**Records supplied**
------------------------------------
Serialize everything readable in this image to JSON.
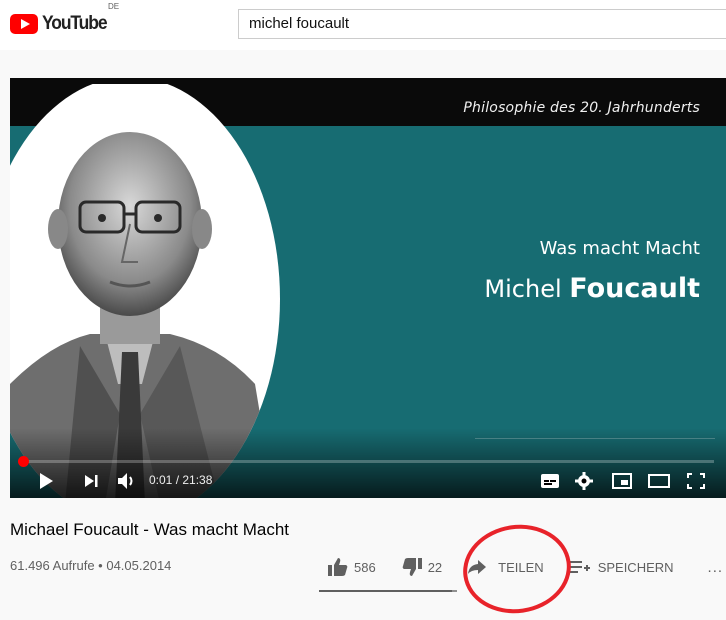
{
  "header": {
    "logo_text": "YouTube",
    "country_code": "DE",
    "search_value": "michel foucault"
  },
  "player": {
    "series_title": "Philosophie des 20. Jahrhunderts",
    "headline_line1": "Was macht Macht",
    "headline_first": "Michel",
    "headline_last": "Foucault",
    "time": "0:01 / 21:38",
    "progress_fraction": 0.0008
  },
  "video": {
    "title": "Michael Foucault - Was macht Macht",
    "views_date": "61.496 Aufrufe • 04.05.2014",
    "likes": "586",
    "dislikes": "22",
    "share_label": "TEILEN",
    "save_label": "SPEICHERN",
    "more_label": "..."
  },
  "colors": {
    "brand": "#ff0000",
    "teal": "#176c72",
    "highlight_circle": "#e8232a"
  },
  "icons": [
    "play-icon",
    "next-icon",
    "volume-icon",
    "subtitles-icon",
    "settings-icon",
    "miniplayer-icon",
    "theater-icon",
    "fullscreen-icon",
    "like-icon",
    "dislike-icon",
    "share-icon",
    "save-playlist-icon",
    "more-icon"
  ]
}
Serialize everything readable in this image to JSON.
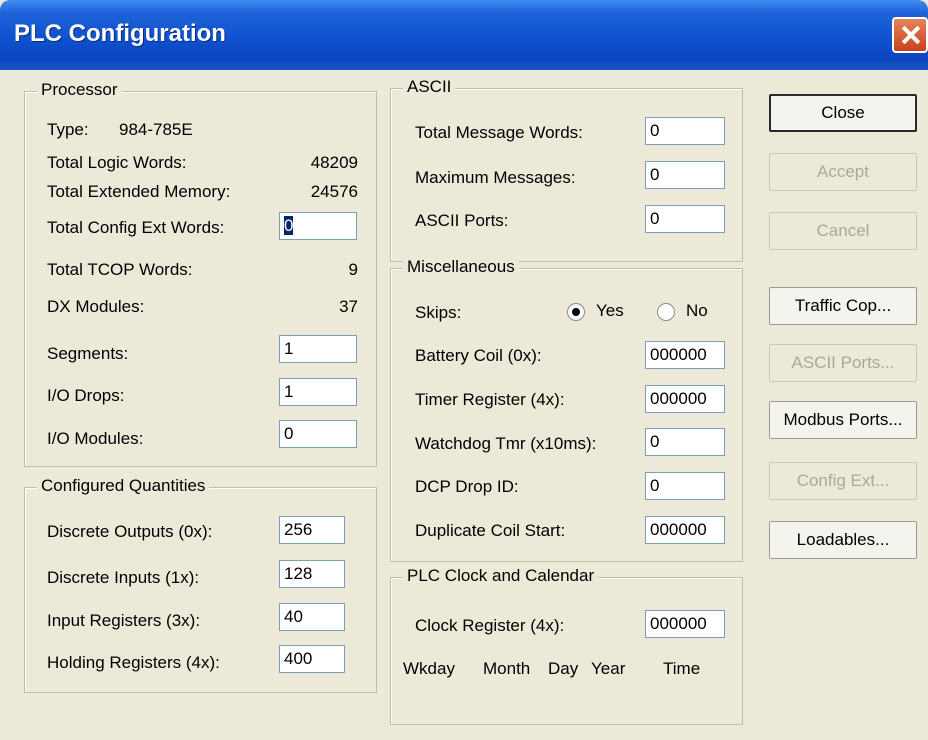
------------------------------------
Transcribe the whole listing, character for character, but not its images.

Serialize everything readable in this image to JSON.
{
  "header": {
    "logo_text": "YouTube",
    "country_code": "DE",
    "search_value": "michel foucault"
  },
  "player": {
    "series_title": "Philosophie des 20. Jahrhunderts",
    "headline_line1": "Was macht Macht",
    "headline_first": "Michel",
    "headline_last": "Foucault",
    "time": "0:01 / 21:38",
    "progress_fraction": 0.0008
  },
  "video": {
    "title": "Michael Foucault - Was macht Macht",
    "views_date": "61.496 Aufrufe • 04.05.2014",
    "likes": "586",
    "dislikes": "22",
    "share_label": "TEILEN",
    "save_label": "SPEICHERN",
    "more_label": "..."
  },
  "colors": {
    "brand": "#ff0000",
    "teal": "#176c72",
    "highlight_circle": "#e8232a"
  },
  "icons": [
    "play-icon",
    "next-icon",
    "volume-icon",
    "subtitles-icon",
    "settings-icon",
    "miniplayer-icon",
    "theater-icon",
    "fullscreen-icon",
    "like-icon",
    "dislike-icon",
    "share-icon",
    "save-playlist-icon",
    "more-icon"
  ]
}
Serialize everything readable in this image to JSON.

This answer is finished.